# EXTRACT PROVIDED
-------------------------

The eddy diffusion coefficient as a function of altitude is calculated assuming free convection (Gierasch & Conrath 1985),

$$\begin{eqnarray}&&{K}_{{zz}}=\displaystyle \frac{H}{3}{\left(\displaystyle \frac{L}{H}\right)}^{4/3}{\left(\displaystyle \frac{R\sigma {T}^{4}}{\mu \rho {C}_{p}}\right)}^{1/3}\end{eqnarray} \tag{ 2 }$$

where H is the scale height given by ${RT}/\mu g$, R is the universal gas constant, σ is the Stefan–Boltzmann constant, μ is the atmospheric molecular weight, which is assumed to be identical to that of CO₂, ρ is the atmospheric mass density, C_p is the atmospheric heat capacity, and L is the mixing length defined with respect to the convective stability of the atmosphere (Ackerman & Marley 2001),

$$\begin{eqnarray}&&L=H\mathrm{max}(0.1,{{\rm \Gamma }}/{{{\rm \Gamma }}}_{{{\rm a}}})\end{eqnarray} \tag{ 3 }$$

where Γ is the lapse rate and Γ_a is the adiabatic lapse rate. As with Ackerman & Marley (2001), we set a lower bound for L of 0.1H in the radiative regions of the atmosphere. Using Equations (1) and (2), we find a surface eddy diffusion coefficient value of 3.4 × 10⁷ cm² s⁻¹, which is more than twice as high as in previous studies where a value of 10⁵ cm² s⁻¹ is often used (e.g., Nair et al. 1994; Segura et al. 2007). This is likely due to the equations' assumption of free convection breaking down in the presence of a solid surface. Therefore, we scale the entire profile by a constant factor such that the surface value is 10⁵ cm² s⁻¹.

-------------------------

# TASK PROMPT
Extend the passage on the eddy diffusion coefficient, picking up right after its final sentence. The records have no connection to the passage on the eddy diffusion coefficient.

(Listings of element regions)

-------------------------

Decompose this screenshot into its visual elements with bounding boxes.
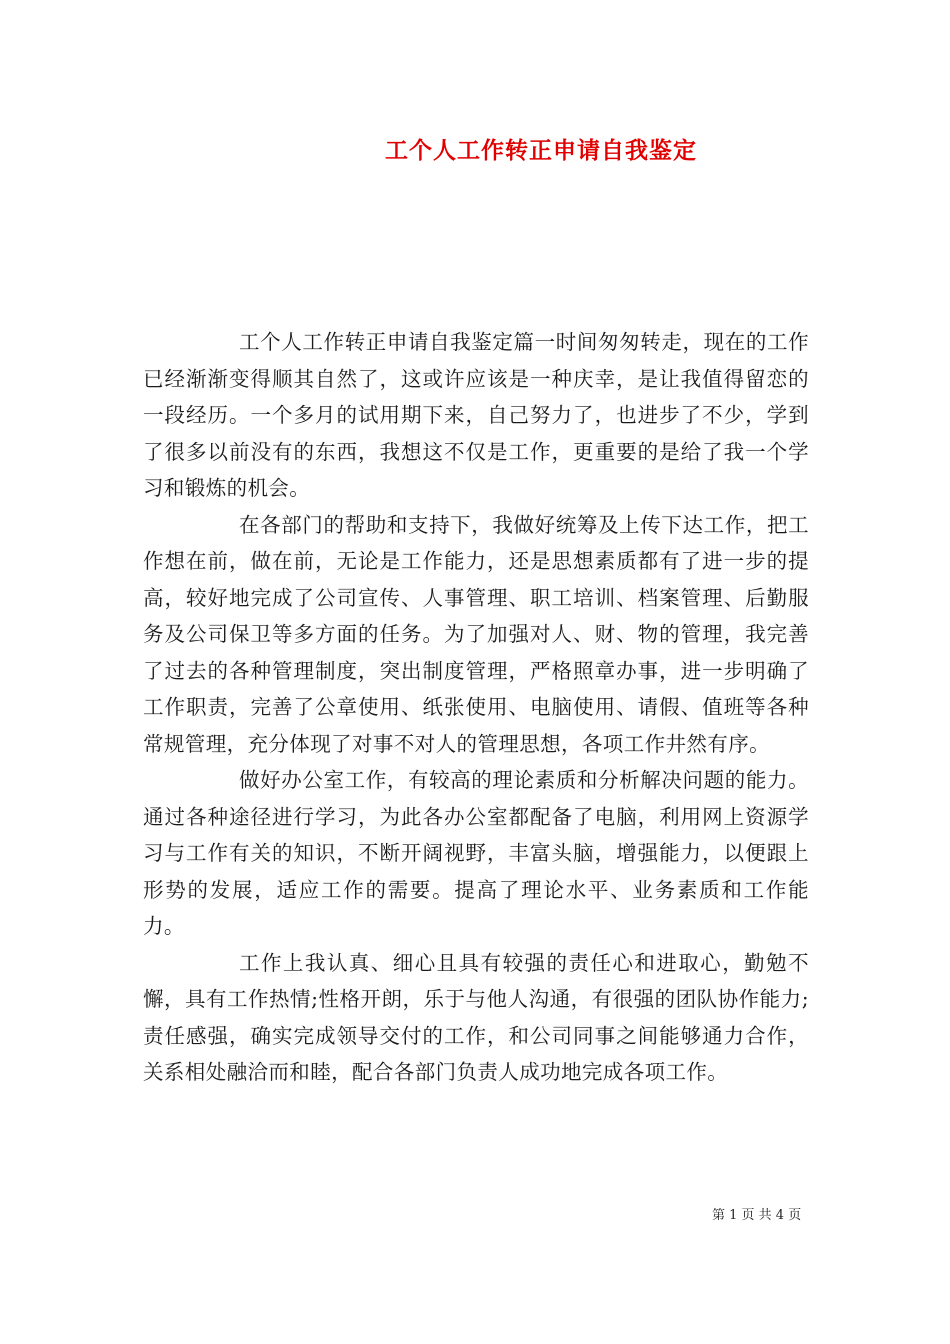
page-footer: 第 1 页 共 4 页 [712, 1208, 802, 1223]
paragraph-3: 做好办公室工作，有较高的理论素质和分析解决问题的能力。通过各种途径进行学习，为此各办公室都配备了电脑，利用网上资源学习与工作有关的知识，不断开阔视野，丰富头脑，增强能力，以便跟上形势的发展，适应工作的需要。提高了理论水平、业务素质和工作能力。 [143, 768, 809, 938]
document-body [143, 324, 809, 1091]
paragraph-1: 工个人工作转正申请自我鉴定篇一时间匆匆转走，现在的工作已经渐渐变得顺其自然了，这或许应该是一种庆幸，是让我值得留恋的一段经历。一个多月的试用期下来，自己努力了，也进步了不少，学到了很多以前没有的东西，我想这不仅是工作，更重要的是给了我一个学习和锻炼的机会。 [143, 330, 809, 500]
document-title: 工个人工作转正申请自我鉴定 [385, 137, 697, 164]
paragraph-2: 在各部门的帮助和支持下，我做好统筹及上传下达工作，把工作想在前，做在前，无论是工作能力，还是思想素质都有了进一步的提高，较好地完成了公司宣传、人事管理、职工培训、档案管理、后勤服务及公司保卫等多方面的任务。为了加强对人、财、物的管理，我完善了过去的各种管理制度，突出制度管理，严格照章办事，进一步明确了工作职责，完善了公章使用、纸张使用、电脑使用、请假、值班等各种常规管理，充分体现了对事不对人的管理思想，各项工作井然有序。 [143, 512, 809, 756]
paragraph-4: 工作上我认真、细心且具有较强的责任心和进取心，勤勉不懈，具有工作热情;性格开朗，乐于与他人沟通，有很强的团队协作能力;责任感强，确实完成领导交付的工作，和公司同事之间能够通力合作，关系相处融洽而和睦，配合各部门负责人成功地完成各项工作。 [143, 950, 809, 1084]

-------------------------

# WRITTEN RESPONSE
The temperature, pressure, and eddy diffusion coefficient profiles are held constant with time throughout the simulation, even when the atmospheric composition changes drastically. We will discuss how a self-consistent atmospheric model may impact our results in Section 4.3.

The hydrodynamic loss of water leads to an atmosphere depleted in hydrogen, which is mostly bound in H₂ and H₂O in our model. To simulate such depletion we decrease the initial water content of the atmosphere such that it is undersaturated at all altitudes. Using the expression of Lindner (1988) for the temperature-dependent saturation vapor pressure of water we find the minimum value of the saturation water vapor mixing ratio of our model atmosphere to be 1.675 × 10⁻⁵ ppm at the tropopause, where the temperature is 139 K. We then vary the H₂ content to investigate the result of different degrees of hydrogen depletion in the atmosphere. We simulate six cases, with total atmospheric H mole fractions $f{({{\rm H}})}_{\mathrm{tot}}$ of (1) 26 ppm, (2) 2.6 ppm, (3) 0.27 ppm, (4) 0.032 ppm, (5) 0.0088 ppm, and (6) 0.0065 ppm. f(H)_tot is defined as the number of hydrogen atoms in the atmosphere divided by the total number of atoms in the atmosphere. By comparison, the H mole fraction of Venus is 14 ppm (Miller-Ricci et al. 2009).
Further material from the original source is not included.